> PROVIDED INFORMATION:
------------------------------------
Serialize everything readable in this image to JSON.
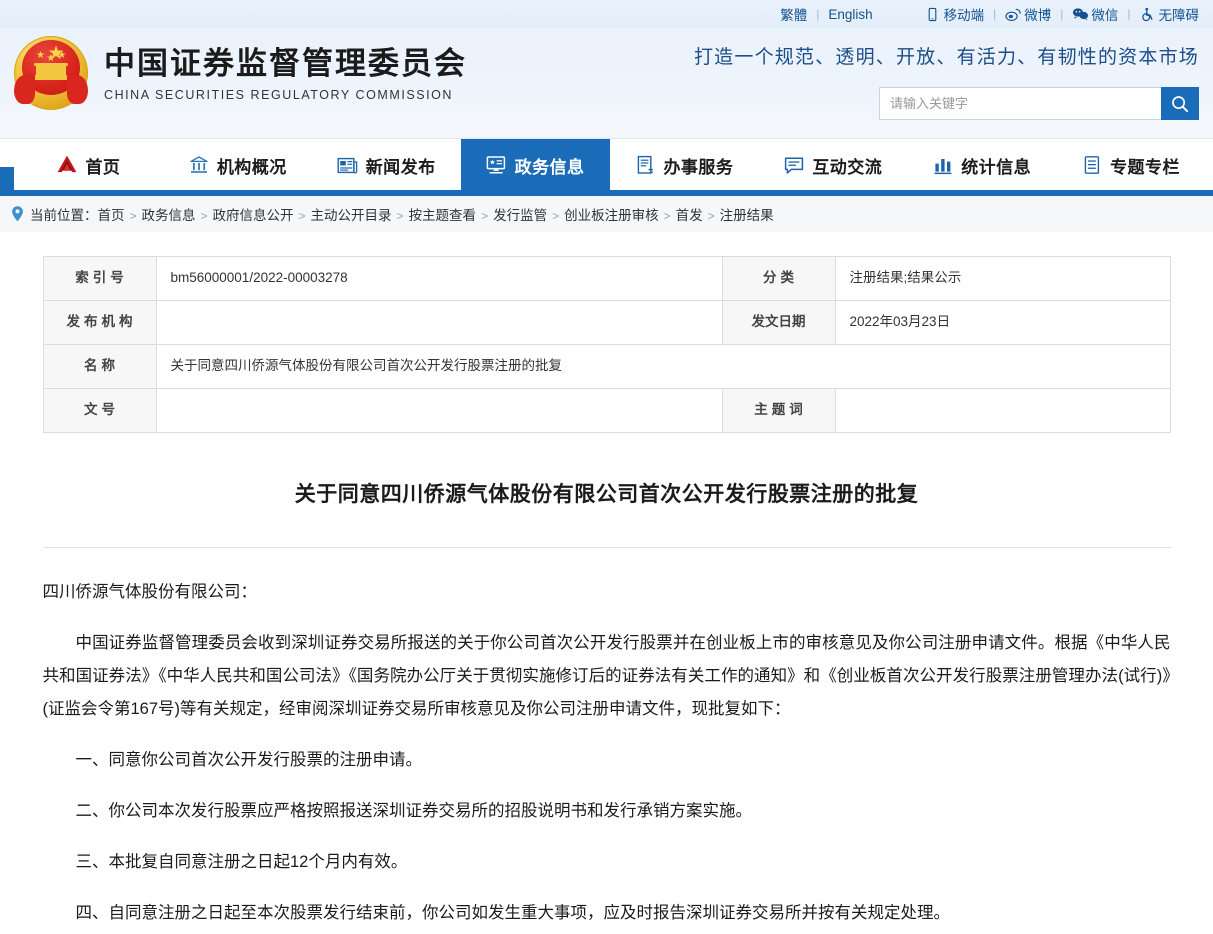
{
  "topbar": {
    "lang_traditional": "繁體",
    "lang_english": "English",
    "mobile": "移动端",
    "weibo": "微博",
    "wechat": "微信",
    "accessibility": "无障碍",
    "separator": "|",
    "accent": "#14538f"
  },
  "masthead": {
    "brand_cn": "中国证券监督管理委员会",
    "brand_en": "CHINA SECURITIES REGULATORY COMMISSION",
    "slogan": "打造一个规范、透明、开放、有活力、有韧性的资本市场",
    "search_placeholder": "请输入关键字",
    "search_value": "",
    "accent": "#1a6cb8"
  },
  "nav": {
    "active_index": 3,
    "items": [
      {
        "label": "首页",
        "icon": "csrc-home-logo-icon"
      },
      {
        "label": "机构概况",
        "icon": "bank-building-icon"
      },
      {
        "label": "新闻发布",
        "icon": "newspaper-icon"
      },
      {
        "label": "政务信息",
        "icon": "monitor-info-icon"
      },
      {
        "label": "办事服务",
        "icon": "document-service-icon"
      },
      {
        "label": "互动交流",
        "icon": "speech-bubble-icon"
      },
      {
        "label": "统计信息",
        "icon": "bar-chart-icon"
      },
      {
        "label": "专题专栏",
        "icon": "list-document-icon"
      }
    ]
  },
  "breadcrumb": {
    "prefix": "当前位置：",
    "separator": ">",
    "items": [
      "首页",
      "政务信息",
      "政府信息公开",
      "主动公开目录",
      "按主题查看",
      "发行监管",
      "创业板注册审核",
      "首发",
      "注册结果"
    ]
  },
  "meta_table": {
    "rows": [
      {
        "left_label": "索 引 号",
        "left_value": "bm56000001/2022-00003278",
        "right_label": "分    类",
        "right_value": "注册结果;结果公示"
      },
      {
        "left_label": "发布机构",
        "left_value": "",
        "right_label": "发文日期",
        "right_value": "2022年03月23日"
      },
      {
        "left_label": "名    称",
        "left_value": "关于同意四川侨源气体股份有限公司首次公开发行股票注册的批复",
        "full_width": true
      },
      {
        "left_label": "文    号",
        "left_value": "",
        "right_label": "主 题 词",
        "right_value": ""
      }
    ]
  },
  "document": {
    "title": "关于同意四川侨源气体股份有限公司首次公开发行股票注册的批复",
    "salutation": "四川侨源气体股份有限公司：",
    "paragraphs": [
      "中国证券监督管理委员会收到深圳证券交易所报送的关于你公司首次公开发行股票并在创业板上市的审核意见及你公司注册申请文件。根据《中华人民共和国证券法》《中华人民共和国公司法》《国务院办公厅关于贯彻实施修订后的证券法有关工作的通知》和《创业板首次公开发行股票注册管理办法(试行)》(证监会令第167号)等有关规定，经审阅深圳证券交易所审核意见及你公司注册申请文件，现批复如下：",
      "一、同意你公司首次公开发行股票的注册申请。",
      "二、你公司本次发行股票应严格按照报送深圳证券交易所的招股说明书和发行承销方案实施。",
      "三、本批复自同意注册之日起12个月内有效。",
      "四、自同意注册之日起至本次股票发行结束前，你公司如发生重大事项，应及时报告深圳证券交易所并按有关规定处理。"
    ]
  }
}
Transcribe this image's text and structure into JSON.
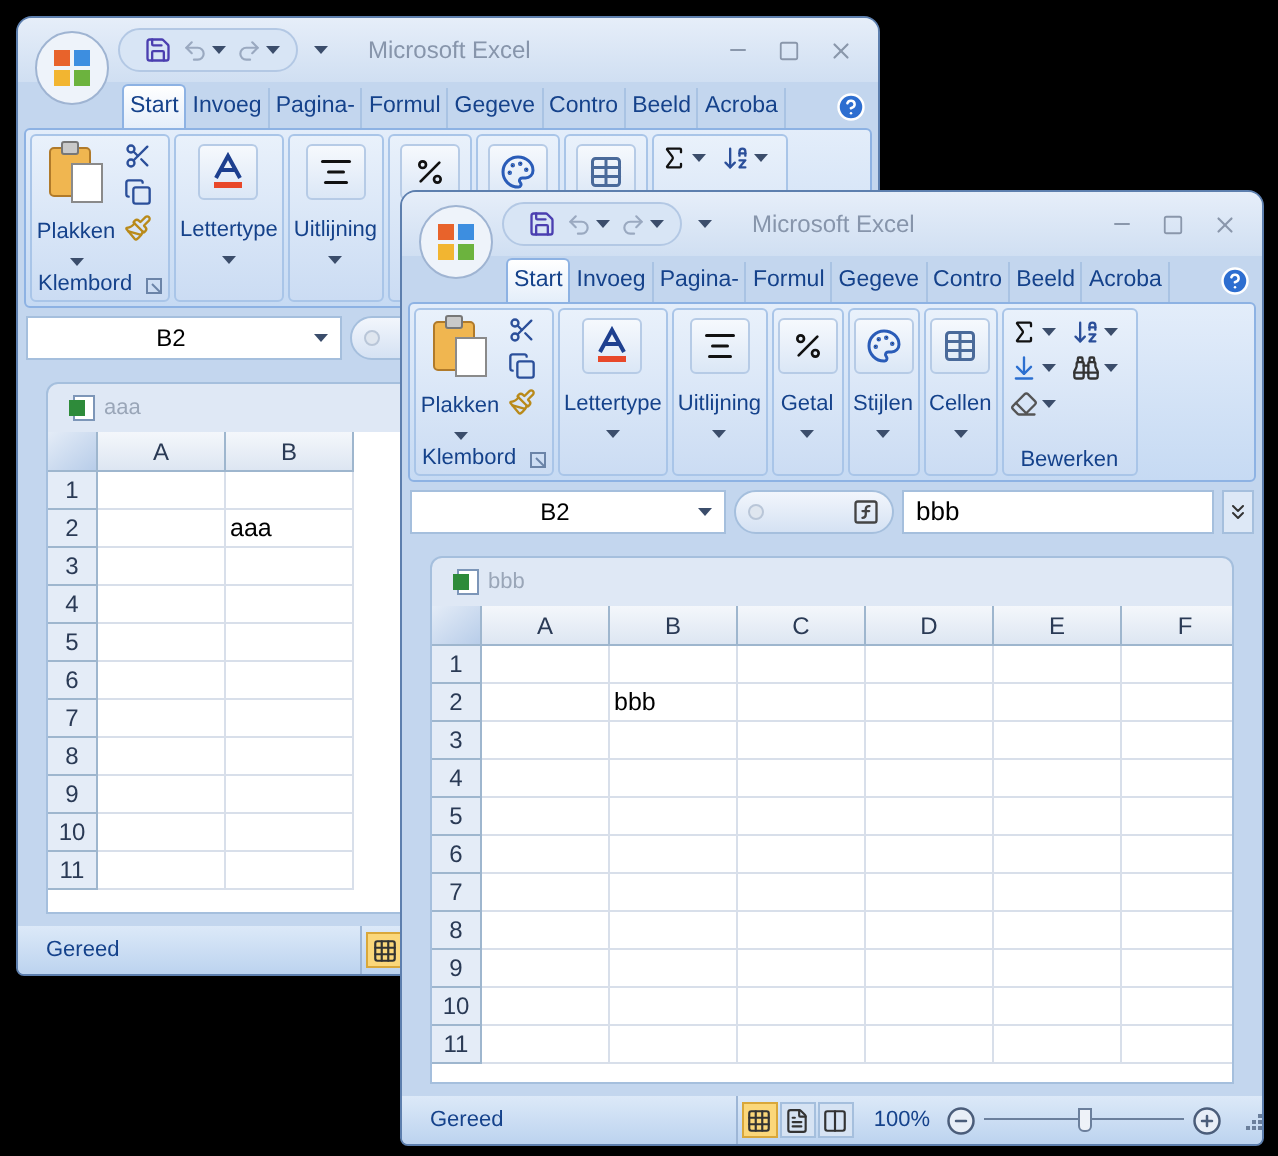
{
  "windows": [
    {
      "title": "Microsoft Excel",
      "tabs": [
        {
          "label": "Start",
          "selected": true
        },
        {
          "label": "Invoeg",
          "selected": false
        },
        {
          "label": "Pagina-",
          "selected": false
        },
        {
          "label": "Formul",
          "selected": false
        },
        {
          "label": "Gegeve",
          "selected": false
        },
        {
          "label": "Contro",
          "selected": false
        },
        {
          "label": "Beeld",
          "selected": false
        },
        {
          "label": "Acroba",
          "selected": false
        }
      ],
      "ribbon": [
        {
          "kind": "clipboard",
          "button": "Plakken",
          "label": "Klembord"
        },
        {
          "kind": "font",
          "button": "Lettertype"
        },
        {
          "kind": "alignment",
          "button": "Uitlijning"
        },
        {
          "kind": "number"
        },
        {
          "kind": "styles"
        },
        {
          "kind": "cells"
        },
        {
          "kind": "editing"
        }
      ],
      "formula_bar": {
        "name_box": "B2"
      },
      "document": {
        "title": "aaa",
        "columns": [
          "A",
          "B"
        ],
        "rows": [
          {
            "label": "1"
          },
          {
            "label": "2",
            "cells": [
              null,
              "aaa"
            ]
          },
          {
            "label": "3"
          },
          {
            "label": "4"
          },
          {
            "label": "5"
          },
          {
            "label": "6"
          },
          {
            "label": "7"
          },
          {
            "label": "8"
          },
          {
            "label": "9"
          },
          {
            "label": "10"
          },
          {
            "label": "11"
          }
        ]
      },
      "status_bar": {
        "text": "Gereed",
        "views": [
          {
            "kind": "normal",
            "selected": true
          }
        ]
      }
    },
    {
      "title": "Microsoft Excel",
      "tabs": [
        {
          "label": "Start",
          "selected": true
        },
        {
          "label": "Invoeg",
          "selected": false
        },
        {
          "label": "Pagina-",
          "selected": false
        },
        {
          "label": "Formul",
          "selected": false
        },
        {
          "label": "Gegeve",
          "selected": false
        },
        {
          "label": "Contro",
          "selected": false
        },
        {
          "label": "Beeld",
          "selected": false
        },
        {
          "label": "Acroba",
          "selected": false
        }
      ],
      "ribbon": [
        {
          "kind": "clipboard",
          "button": "Plakken",
          "label": "Klembord"
        },
        {
          "kind": "font",
          "button": "Lettertype"
        },
        {
          "kind": "alignment",
          "button": "Uitlijning"
        },
        {
          "kind": "number",
          "button": "Getal"
        },
        {
          "kind": "styles",
          "button": "Stijlen"
        },
        {
          "kind": "cells",
          "button": "Cellen"
        },
        {
          "kind": "editing",
          "label": "Bewerken"
        }
      ],
      "formula_bar": {
        "name_box": "B2",
        "value": "bbb"
      },
      "document": {
        "title": "bbb",
        "columns": [
          "A",
          "B",
          "C",
          "D",
          "E",
          "F"
        ],
        "rows": [
          {
            "label": "1"
          },
          {
            "label": "2",
            "cells": [
              null,
              "bbb"
            ]
          },
          {
            "label": "3"
          },
          {
            "label": "4"
          },
          {
            "label": "5"
          },
          {
            "label": "6"
          },
          {
            "label": "7"
          },
          {
            "label": "8"
          },
          {
            "label": "9"
          },
          {
            "label": "10"
          },
          {
            "label": "11"
          }
        ]
      },
      "status_bar": {
        "text": "Gereed",
        "views": [
          {
            "kind": "normal",
            "selected": true
          },
          {
            "kind": "layout",
            "selected": false
          },
          {
            "kind": "pagebreak",
            "selected": false
          }
        ],
        "zoom": {
          "reading": "100%",
          "level": 0.5
        }
      }
    }
  ]
}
------------------------------------
> GIVEN PROBLEM: Output the entries above exactly. Drop the pictures.

> THE COMPLETED TASK:
Serialize everything readable in this image to JSON.
{
  "topbar": {
    "lang_traditional": "繁體",
    "lang_english": "English",
    "mobile": "移动端",
    "weibo": "微博",
    "wechat": "微信",
    "accessibility": "无障碍",
    "separator": "|",
    "accent": "#14538f"
  },
  "masthead": {
    "brand_cn": "中国证券监督管理委员会",
    "brand_en": "CHINA SECURITIES REGULATORY COMMISSION",
    "slogan": "打造一个规范、透明、开放、有活力、有韧性的资本市场",
    "search_placeholder": "请输入关键字",
    "search_value": "",
    "accent": "#1a6cb8"
  },
  "nav": {
    "active_index": 3,
    "items": [
      {
        "label": "首页",
        "icon": "csrc-home-logo-icon"
      },
      {
        "label": "机构概况",
        "icon": "bank-building-icon"
      },
      {
        "label": "新闻发布",
        "icon": "newspaper-icon"
      },
      {
        "label": "政务信息",
        "icon": "monitor-info-icon"
      },
      {
        "label": "办事服务",
        "icon": "document-service-icon"
      },
      {
        "label": "互动交流",
        "icon": "speech-bubble-icon"
      },
      {
        "label": "统计信息",
        "icon": "bar-chart-icon"
      },
      {
        "label": "专题专栏",
        "icon": "list-document-icon"
      }
    ]
  },
  "breadcrumb": {
    "prefix": "当前位置：",
    "separator": ">",
    "items": [
      "首页",
      "政务信息",
      "政府信息公开",
      "主动公开目录",
      "按主题查看",
      "发行监管",
      "创业板注册审核",
      "首发",
      "注册结果"
    ]
  },
  "meta_table": {
    "rows": [
      {
        "left_label": "索 引 号",
        "left_value": "bm56000001/2022-00003278",
        "right_label": "分    类",
        "right_value": "注册结果;结果公示"
      },
      {
        "left_label": "发布机构",
        "left_value": "",
        "right_label": "发文日期",
        "right_value": "2022年03月23日"
      },
      {
        "left_label": "名    称",
        "left_value": "关于同意四川侨源气体股份有限公司首次公开发行股票注册的批复",
        "full_width": true
      },
      {
        "left_label": "文    号",
        "left_value": "",
        "right_label": "主 题 词",
        "right_value": ""
      }
    ]
  },
  "document": {
    "title": "关于同意四川侨源气体股份有限公司首次公开发行股票注册的批复",
    "salutation": "四川侨源气体股份有限公司：",
    "paragraphs": [
      "中国证券监督管理委员会收到深圳证券交易所报送的关于你公司首次公开发行股票并在创业板上市的审核意见及你公司注册申请文件。根据《中华人民共和国证券法》《中华人民共和国公司法》《国务院办公厅关于贯彻实施修订后的证券法有关工作的通知》和《创业板首次公开发行股票注册管理办法(试行)》(证监会令第167号)等有关规定，经审阅深圳证券交易所审核意见及你公司注册申请文件，现批复如下：",
      "一、同意你公司首次公开发行股票的注册申请。",
      "二、你公司本次发行股票应严格按照报送深圳证券交易所的招股说明书和发行承销方案实施。",
      "三、本批复自同意注册之日起12个月内有效。",
      "四、自同意注册之日起至本次股票发行结束前，你公司如发生重大事项，应及时报告深圳证券交易所并按有关规定处理。"
    ]
  }
}
Transcribe this image's text and structure into JSON.
{
  "windows": [
    {
      "title": "Microsoft Excel",
      "tabs": [
        {
          "label": "Start",
          "selected": true
        },
        {
          "label": "Invoeg",
          "selected": false
        },
        {
          "label": "Pagina-",
          "selected": false
        },
        {
          "label": "Formul",
          "selected": false
        },
        {
          "label": "Gegeve",
          "selected": false
        },
        {
          "label": "Contro",
          "selected": false
        },
        {
          "label": "Beeld",
          "selected": false
        },
        {
          "label": "Acroba",
          "selected": false
        }
      ],
      "ribbon": [
        {
          "kind": "clipboard",
          "button": "Plakken",
          "label": "Klembord"
        },
        {
          "kind": "font",
          "button": "Lettertype"
        },
        {
          "kind": "alignment",
          "button": "Uitlijning"
        },
        {
          "kind": "number"
        },
        {
          "kind": "styles"
        },
        {
          "kind": "cells"
        },
        {
          "kind": "editing"
        }
      ],
      "formula_bar": {
        "name_box": "B2"
      },
      "document": {
        "title": "aaa",
        "columns": [
          "A",
          "B"
        ],
        "rows": [
          {
            "label": "1"
          },
          {
            "label": "2",
            "cells": [
              null,
              "aaa"
            ]
          },
          {
            "label": "3"
          },
          {
            "label": "4"
          },
          {
            "label": "5"
          },
          {
            "label": "6"
          },
          {
            "label": "7"
          },
          {
            "label": "8"
          },
          {
            "label": "9"
          },
          {
            "label": "10"
          },
          {
            "label": "11"
          }
        ]
      },
      "status_bar": {
        "text": "Gereed",
        "views": [
          {
            "kind": "normal",
            "selected": true
          }
        ]
      }
    },
    {
      "title": "Microsoft Excel",
      "tabs": [
        {
          "label": "Start",
          "selected": true
        },
        {
          "label": "Invoeg",
          "selected": false
        },
        {
          "label": "Pagina-",
          "selected": false
        },
        {
          "label": "Formul",
          "selected": false
        },
        {
          "label": "Gegeve",
          "selected": false
        },
        {
          "label": "Contro",
          "selected": false
        },
        {
          "label": "Beeld",
          "selected": false
        },
        {
          "label": "Acroba",
          "selected": false
        }
      ],
      "ribbon": [
        {
          "kind": "clipboard",
          "button": "Plakken",
          "label": "Klembord"
        },
        {
          "kind": "font",
          "button": "Lettertype"
        },
        {
          "kind": "alignment",
          "button": "Uitlijning"
        },
        {
          "kind": "number",
          "button": "Getal"
        },
        {
          "kind": "styles",
          "button": "Stijlen"
        },
        {
          "kind": "cells",
          "button": "Cellen"
        },
        {
          "kind": "editing",
          "label": "Bewerken"
        }
      ],
      "formula_bar": {
        "name_box": "B2",
        "value": "bbb"
      },
      "document": {
        "title": "bbb",
        "columns": [
          "A",
          "B",
          "C",
          "D",
          "E",
          "F"
        ],
        "rows": [
          {
            "label": "1"
          },
          {
            "label": "2",
            "cells": [
              null,
              "bbb"
            ]
          },
          {
            "label": "3"
          },
          {
            "label": "4"
          },
          {
            "label": "5"
          },
          {
            "label": "6"
          },
          {
            "label": "7"
          },
          {
            "label": "8"
          },
          {
            "label": "9"
          },
          {
            "label": "10"
          },
          {
            "label": "11"
          }
        ]
      },
      "status_bar": {
        "text": "Gereed",
        "views": [
          {
            "kind": "normal",
            "selected": true
          },
          {
            "kind": "layout",
            "selected": false
          },
          {
            "kind": "pagebreak",
            "selected": false
          }
        ],
        "zoom": {
          "reading": "100%",
          "level": 0.5
        }
      }
    }
  ]
}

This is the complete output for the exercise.